C. Preuve présentée au procès sommaire

[30] Dans le cadre du procès sommaire, il y a eu interrogatoire et contre‑interrogatoire du principal souscripteur d’affidavit des deux parties. La Cour disposait aussi de certains autres affidavits dont les auteurs n’ont fait l’objet d’aucun contre‑interrogatoire. De nombreuses pièces documentaires étaient également jointes aux affidavits.

[31] Même si les deux parties ont dans une certaine mesure tenté de remettre en question la crédibilité du principal témoin de l’autre partie, j’ai conclu que M. Lam et M. Goodall ont tous les deux témoigné avec franchise et que leur crédibilité n’a pas été minée de façon significative en contre‑interrogatoire.

(1) Preuve présentée par Mainstreet

[32] Le principal souscripteur d’affidavit de Mainstreet était Johnny Lam, qui s’est joint à Mainstreet en tant que dirigeant principal des finances (DPF) en 1998, poste qu’il a occupé jusqu’en 2017. Il a également été nommé chef de l’exploitation (CE) en 2012 et a donc été à la fois le DPF et le CE entre 2012 et 2017. Dans ces rôles, il a supervisé tous les aspects des finances, des activités et du développement des activités de Mainstreet. Il a été interrogé et contre‑interrogé au sujet de son affidavit au procès sommaire.

Annotations de mise en page d'images:
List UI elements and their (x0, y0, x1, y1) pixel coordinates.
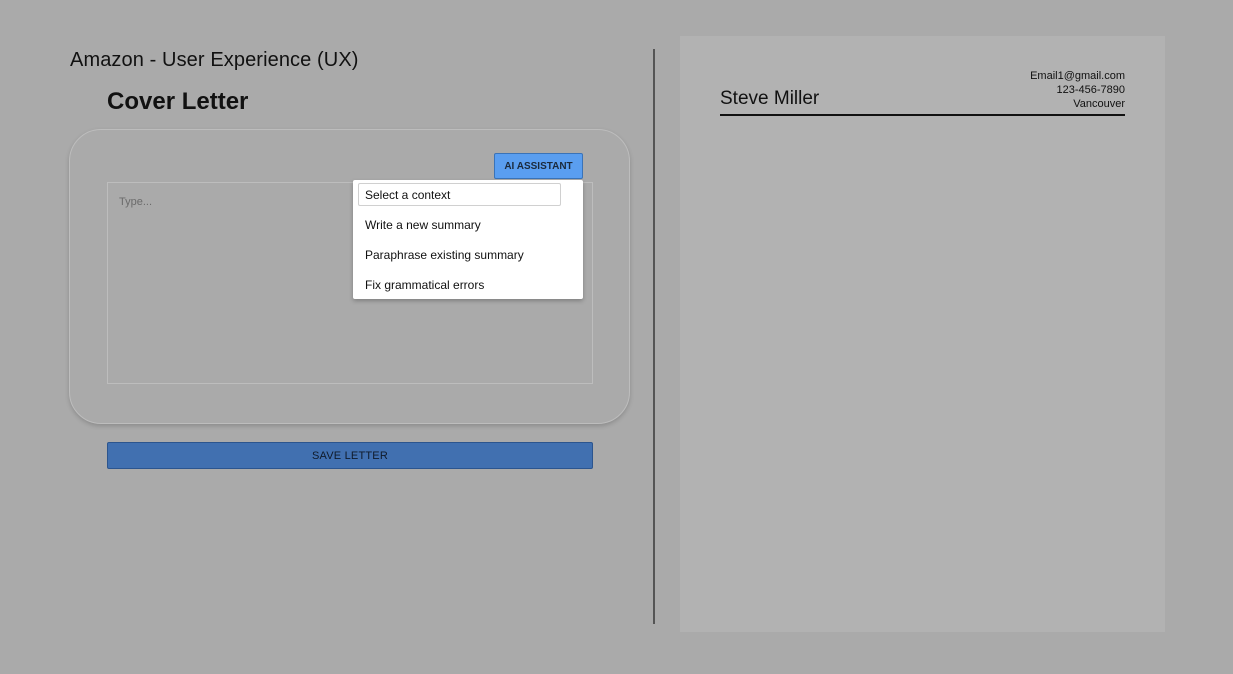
save-letter-button[interactable]: SAVE LETTER (107, 442, 593, 469)
preview-phone: 123-456-7890 (1056, 84, 1125, 96)
ai-context-dropdown: Select a context Write a new summary Par… (353, 180, 583, 299)
context-select[interactable]: Select a context (358, 183, 561, 206)
option-paraphrase-summary[interactable]: Paraphrase existing summary (365, 248, 524, 262)
preview-name: Steve Miller (720, 88, 820, 109)
preview-contact: Email1@gmail.com 123-456-7890 Vancouver (1030, 69, 1125, 111)
ai-assistant-button[interactable]: AI ASSISTANT (494, 153, 583, 179)
option-write-new-summary[interactable]: Write a new summary (365, 218, 481, 232)
preview-header-rule (720, 114, 1125, 116)
panel-divider (653, 49, 655, 624)
preview-location: Vancouver (1073, 98, 1125, 110)
option-fix-grammar[interactable]: Fix grammatical errors (365, 278, 484, 292)
preview-email: Email1@gmail.com (1030, 70, 1125, 82)
textarea-placeholder: Type... (119, 196, 153, 208)
section-heading: Cover Letter (107, 88, 249, 115)
job-title: Amazon - User Experience (UX) (70, 49, 359, 71)
letter-preview-panel (680, 36, 1165, 632)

- **Tâche**:
D'après l'extrait, en quelle année Johnny Lam a-t-il été nommé chef de l'exploitation de Mainstreet ? Les entrées n'ont aucun rapport avec l'extrait.

- **Résultat attendu**:
En 2012.